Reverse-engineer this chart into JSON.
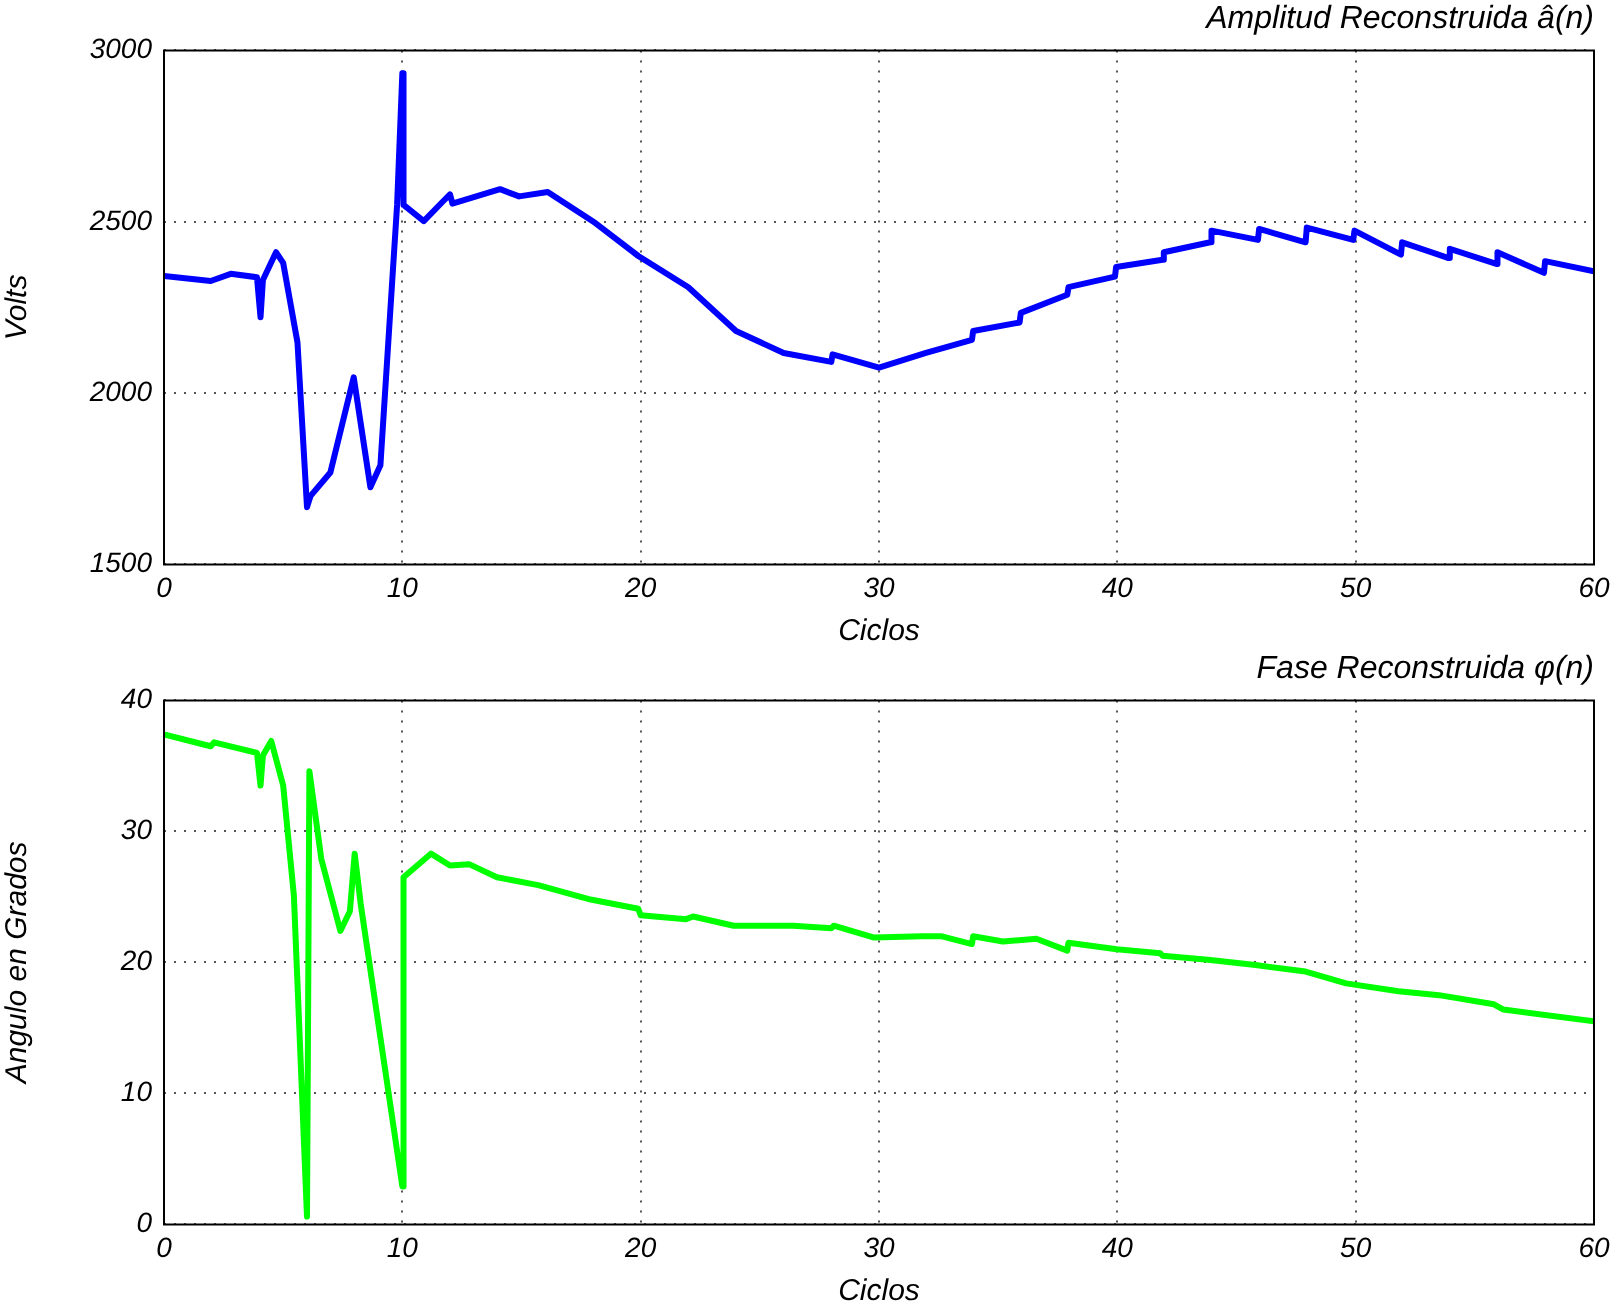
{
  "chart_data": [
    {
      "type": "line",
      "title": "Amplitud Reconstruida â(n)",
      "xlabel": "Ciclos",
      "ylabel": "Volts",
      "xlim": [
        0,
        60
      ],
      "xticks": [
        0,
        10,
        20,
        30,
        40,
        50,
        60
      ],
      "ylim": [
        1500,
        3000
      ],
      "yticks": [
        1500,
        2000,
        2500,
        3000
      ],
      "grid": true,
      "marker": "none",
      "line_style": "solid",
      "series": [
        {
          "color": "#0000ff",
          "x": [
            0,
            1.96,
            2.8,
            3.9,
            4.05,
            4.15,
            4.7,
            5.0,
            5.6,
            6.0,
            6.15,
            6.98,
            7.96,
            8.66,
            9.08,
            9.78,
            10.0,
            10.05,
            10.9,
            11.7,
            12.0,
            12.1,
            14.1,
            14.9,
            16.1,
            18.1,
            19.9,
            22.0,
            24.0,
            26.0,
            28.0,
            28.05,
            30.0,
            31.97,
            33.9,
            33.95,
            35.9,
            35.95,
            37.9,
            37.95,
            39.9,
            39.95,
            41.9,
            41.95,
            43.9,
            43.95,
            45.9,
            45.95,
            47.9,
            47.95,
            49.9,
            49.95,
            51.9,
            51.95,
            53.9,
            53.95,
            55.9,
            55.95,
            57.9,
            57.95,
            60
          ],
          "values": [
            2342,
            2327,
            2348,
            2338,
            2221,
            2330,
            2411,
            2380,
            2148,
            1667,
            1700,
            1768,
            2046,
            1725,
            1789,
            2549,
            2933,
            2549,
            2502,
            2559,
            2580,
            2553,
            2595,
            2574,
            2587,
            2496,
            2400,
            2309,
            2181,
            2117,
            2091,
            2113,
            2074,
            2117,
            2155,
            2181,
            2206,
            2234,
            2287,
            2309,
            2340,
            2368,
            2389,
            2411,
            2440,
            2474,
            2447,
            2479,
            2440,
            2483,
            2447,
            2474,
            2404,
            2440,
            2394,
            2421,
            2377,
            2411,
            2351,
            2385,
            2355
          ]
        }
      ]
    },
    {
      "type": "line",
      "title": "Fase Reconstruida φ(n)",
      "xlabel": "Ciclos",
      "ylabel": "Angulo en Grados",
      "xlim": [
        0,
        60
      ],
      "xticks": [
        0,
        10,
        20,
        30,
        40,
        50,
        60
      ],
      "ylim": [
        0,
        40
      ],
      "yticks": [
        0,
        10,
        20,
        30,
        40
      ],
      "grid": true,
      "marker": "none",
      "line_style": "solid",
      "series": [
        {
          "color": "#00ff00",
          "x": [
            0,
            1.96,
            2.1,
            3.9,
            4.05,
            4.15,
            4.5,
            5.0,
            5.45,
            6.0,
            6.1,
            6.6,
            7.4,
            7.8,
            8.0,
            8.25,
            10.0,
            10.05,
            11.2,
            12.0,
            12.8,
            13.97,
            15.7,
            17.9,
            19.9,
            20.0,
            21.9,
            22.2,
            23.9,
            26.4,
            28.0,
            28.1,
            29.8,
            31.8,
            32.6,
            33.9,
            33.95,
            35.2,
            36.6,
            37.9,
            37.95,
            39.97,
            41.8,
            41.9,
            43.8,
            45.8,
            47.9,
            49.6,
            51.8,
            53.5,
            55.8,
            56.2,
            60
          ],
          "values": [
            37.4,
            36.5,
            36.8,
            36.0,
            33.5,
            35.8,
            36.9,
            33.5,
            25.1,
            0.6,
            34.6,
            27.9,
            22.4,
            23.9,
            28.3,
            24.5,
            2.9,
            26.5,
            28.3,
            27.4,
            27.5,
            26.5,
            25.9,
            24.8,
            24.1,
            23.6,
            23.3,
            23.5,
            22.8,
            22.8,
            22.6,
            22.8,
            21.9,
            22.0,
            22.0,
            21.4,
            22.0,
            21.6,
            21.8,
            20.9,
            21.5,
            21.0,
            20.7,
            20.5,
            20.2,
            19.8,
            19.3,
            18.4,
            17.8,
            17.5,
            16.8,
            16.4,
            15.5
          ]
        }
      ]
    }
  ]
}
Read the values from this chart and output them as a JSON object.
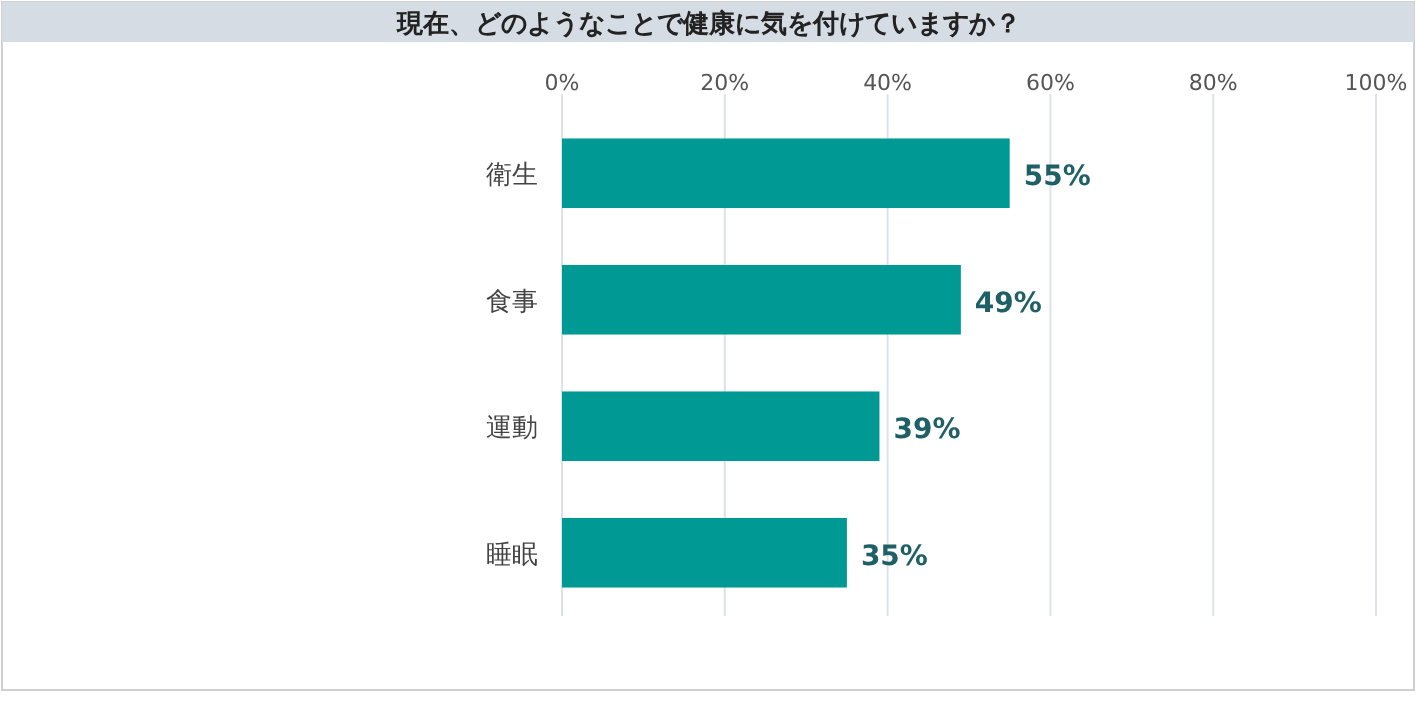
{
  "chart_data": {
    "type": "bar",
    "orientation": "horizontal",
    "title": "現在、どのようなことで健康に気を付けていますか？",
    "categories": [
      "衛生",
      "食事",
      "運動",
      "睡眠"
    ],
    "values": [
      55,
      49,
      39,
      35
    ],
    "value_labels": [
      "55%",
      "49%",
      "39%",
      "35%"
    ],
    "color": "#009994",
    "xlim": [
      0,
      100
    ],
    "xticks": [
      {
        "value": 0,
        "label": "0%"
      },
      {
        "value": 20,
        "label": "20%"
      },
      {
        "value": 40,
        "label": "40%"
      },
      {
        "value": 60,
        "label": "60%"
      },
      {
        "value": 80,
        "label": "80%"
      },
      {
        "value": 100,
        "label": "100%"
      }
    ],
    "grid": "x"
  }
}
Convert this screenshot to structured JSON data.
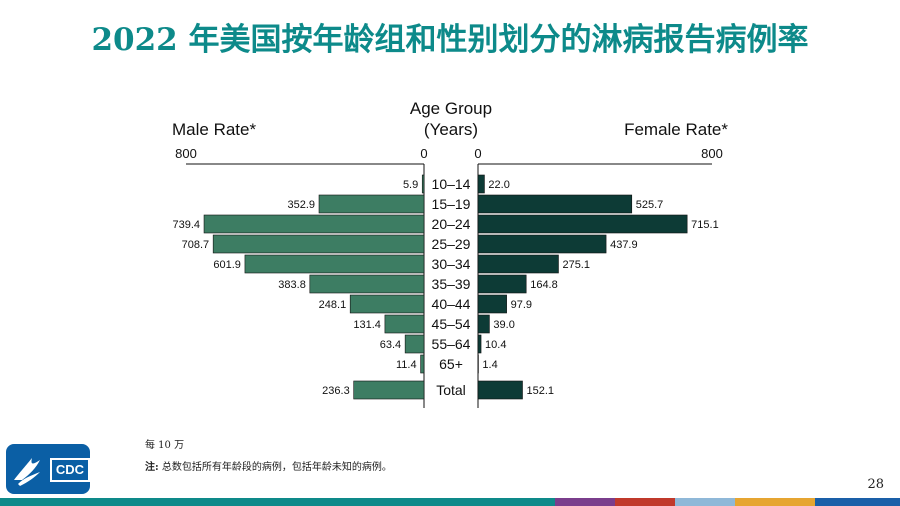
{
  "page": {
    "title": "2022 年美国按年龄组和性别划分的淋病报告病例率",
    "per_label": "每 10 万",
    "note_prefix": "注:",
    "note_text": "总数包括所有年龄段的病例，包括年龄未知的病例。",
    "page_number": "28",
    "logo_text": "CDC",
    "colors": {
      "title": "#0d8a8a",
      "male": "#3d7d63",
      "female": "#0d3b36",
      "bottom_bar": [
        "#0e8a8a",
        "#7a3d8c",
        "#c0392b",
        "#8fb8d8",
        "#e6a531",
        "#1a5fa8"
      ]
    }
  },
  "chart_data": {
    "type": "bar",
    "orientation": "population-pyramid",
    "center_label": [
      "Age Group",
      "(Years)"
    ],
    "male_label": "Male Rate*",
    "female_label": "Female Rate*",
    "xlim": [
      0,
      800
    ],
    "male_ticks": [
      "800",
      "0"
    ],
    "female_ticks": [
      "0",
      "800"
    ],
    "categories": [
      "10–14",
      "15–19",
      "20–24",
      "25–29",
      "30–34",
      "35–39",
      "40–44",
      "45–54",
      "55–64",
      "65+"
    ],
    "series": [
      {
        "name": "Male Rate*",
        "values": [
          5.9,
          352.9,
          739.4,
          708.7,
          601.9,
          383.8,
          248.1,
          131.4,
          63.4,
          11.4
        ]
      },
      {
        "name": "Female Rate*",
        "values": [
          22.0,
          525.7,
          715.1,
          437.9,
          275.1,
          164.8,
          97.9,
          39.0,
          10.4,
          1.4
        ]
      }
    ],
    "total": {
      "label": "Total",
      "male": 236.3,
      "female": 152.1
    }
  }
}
---
Task - Make an exact copy of the data, leaving its pictures out.

Full solution -
Reverse-engineer this chart into JSON.
{
  "chart_data": [
    {
      "type": "line",
      "title": "Amplitud Reconstruida â(n)",
      "xlabel": "Ciclos",
      "ylabel": "Volts",
      "xlim": [
        0,
        60
      ],
      "xticks": [
        0,
        10,
        20,
        30,
        40,
        50,
        60
      ],
      "ylim": [
        1500,
        3000
      ],
      "yticks": [
        1500,
        2000,
        2500,
        3000
      ],
      "grid": true,
      "marker": "none",
      "line_style": "solid",
      "series": [
        {
          "color": "#0000ff",
          "x": [
            0,
            1.96,
            2.8,
            3.9,
            4.05,
            4.15,
            4.7,
            5.0,
            5.6,
            6.0,
            6.15,
            6.98,
            7.96,
            8.66,
            9.08,
            9.78,
            10.0,
            10.05,
            10.9,
            11.7,
            12.0,
            12.1,
            14.1,
            14.9,
            16.1,
            18.1,
            19.9,
            22.0,
            24.0,
            26.0,
            28.0,
            28.05,
            30.0,
            31.97,
            33.9,
            33.95,
            35.9,
            35.95,
            37.9,
            37.95,
            39.9,
            39.95,
            41.9,
            41.95,
            43.9,
            43.95,
            45.9,
            45.95,
            47.9,
            47.95,
            49.9,
            49.95,
            51.9,
            51.95,
            53.9,
            53.95,
            55.9,
            55.95,
            57.9,
            57.95,
            60
          ],
          "values": [
            2342,
            2327,
            2348,
            2338,
            2221,
            2330,
            2411,
            2380,
            2148,
            1667,
            1700,
            1768,
            2046,
            1725,
            1789,
            2549,
            2933,
            2549,
            2502,
            2559,
            2580,
            2553,
            2595,
            2574,
            2587,
            2496,
            2400,
            2309,
            2181,
            2117,
            2091,
            2113,
            2074,
            2117,
            2155,
            2181,
            2206,
            2234,
            2287,
            2309,
            2340,
            2368,
            2389,
            2411,
            2440,
            2474,
            2447,
            2479,
            2440,
            2483,
            2447,
            2474,
            2404,
            2440,
            2394,
            2421,
            2377,
            2411,
            2351,
            2385,
            2355
          ]
        }
      ]
    },
    {
      "type": "line",
      "title": "Fase Reconstruida φ(n)",
      "xlabel": "Ciclos",
      "ylabel": "Angulo en Grados",
      "xlim": [
        0,
        60
      ],
      "xticks": [
        0,
        10,
        20,
        30,
        40,
        50,
        60
      ],
      "ylim": [
        0,
        40
      ],
      "yticks": [
        0,
        10,
        20,
        30,
        40
      ],
      "grid": true,
      "marker": "none",
      "line_style": "solid",
      "series": [
        {
          "color": "#00ff00",
          "x": [
            0,
            1.96,
            2.1,
            3.9,
            4.05,
            4.15,
            4.5,
            5.0,
            5.45,
            6.0,
            6.1,
            6.6,
            7.4,
            7.8,
            8.0,
            8.25,
            10.0,
            10.05,
            11.2,
            12.0,
            12.8,
            13.97,
            15.7,
            17.9,
            19.9,
            20.0,
            21.9,
            22.2,
            23.9,
            26.4,
            28.0,
            28.1,
            29.8,
            31.8,
            32.6,
            33.9,
            33.95,
            35.2,
            36.6,
            37.9,
            37.95,
            39.97,
            41.8,
            41.9,
            43.8,
            45.8,
            47.9,
            49.6,
            51.8,
            53.5,
            55.8,
            56.2,
            60
          ],
          "values": [
            37.4,
            36.5,
            36.8,
            36.0,
            33.5,
            35.8,
            36.9,
            33.5,
            25.1,
            0.6,
            34.6,
            27.9,
            22.4,
            23.9,
            28.3,
            24.5,
            2.9,
            26.5,
            28.3,
            27.4,
            27.5,
            26.5,
            25.9,
            24.8,
            24.1,
            23.6,
            23.3,
            23.5,
            22.8,
            22.8,
            22.6,
            22.8,
            21.9,
            22.0,
            22.0,
            21.4,
            22.0,
            21.6,
            21.8,
            20.9,
            21.5,
            21.0,
            20.7,
            20.5,
            20.2,
            19.8,
            19.3,
            18.4,
            17.8,
            17.5,
            16.8,
            16.4,
            15.5
          ]
        }
      ]
    }
  ]
}
Read the values from this chart and output them as a JSON object.
{
  "chart_data": {
    "type": "bar",
    "orientation": "horizontal",
    "title": "現在、どのようなことで健康に気を付けていますか？",
    "categories": [
      "衛生",
      "食事",
      "運動",
      "睡眠"
    ],
    "values": [
      55,
      49,
      39,
      35
    ],
    "value_labels": [
      "55%",
      "49%",
      "39%",
      "35%"
    ],
    "color": "#009994",
    "xlim": [
      0,
      100
    ],
    "xticks": [
      {
        "value": 0,
        "label": "0%"
      },
      {
        "value": 20,
        "label": "20%"
      },
      {
        "value": 40,
        "label": "40%"
      },
      {
        "value": 60,
        "label": "60%"
      },
      {
        "value": 80,
        "label": "80%"
      },
      {
        "value": 100,
        "label": "100%"
      }
    ],
    "grid": "x"
  }
}
Convert this screenshot to structured JSON data.
{
  "page": {
    "title": "2022 年美国按年龄组和性别划分的淋病报告病例率",
    "per_label": "每 10 万",
    "note_prefix": "注:",
    "note_text": "总数包括所有年龄段的病例，包括年龄未知的病例。",
    "page_number": "28",
    "logo_text": "CDC",
    "colors": {
      "title": "#0d8a8a",
      "male": "#3d7d63",
      "female": "#0d3b36",
      "bottom_bar": [
        "#0e8a8a",
        "#7a3d8c",
        "#c0392b",
        "#8fb8d8",
        "#e6a531",
        "#1a5fa8"
      ]
    }
  },
  "chart_data": {
    "type": "bar",
    "orientation": "population-pyramid",
    "center_label": [
      "Age Group",
      "(Years)"
    ],
    "male_label": "Male Rate*",
    "female_label": "Female Rate*",
    "xlim": [
      0,
      800
    ],
    "male_ticks": [
      "800",
      "0"
    ],
    "female_ticks": [
      "0",
      "800"
    ],
    "categories": [
      "10–14",
      "15–19",
      "20–24",
      "25–29",
      "30–34",
      "35–39",
      "40–44",
      "45–54",
      "55–64",
      "65+"
    ],
    "series": [
      {
        "name": "Male Rate*",
        "values": [
          5.9,
          352.9,
          739.4,
          708.7,
          601.9,
          383.8,
          248.1,
          131.4,
          63.4,
          11.4
        ]
      },
      {
        "name": "Female Rate*",
        "values": [
          22.0,
          525.7,
          715.1,
          437.9,
          275.1,
          164.8,
          97.9,
          39.0,
          10.4,
          1.4
        ]
      }
    ],
    "total": {
      "label": "Total",
      "male": 236.3,
      "female": 152.1
    }
  }
}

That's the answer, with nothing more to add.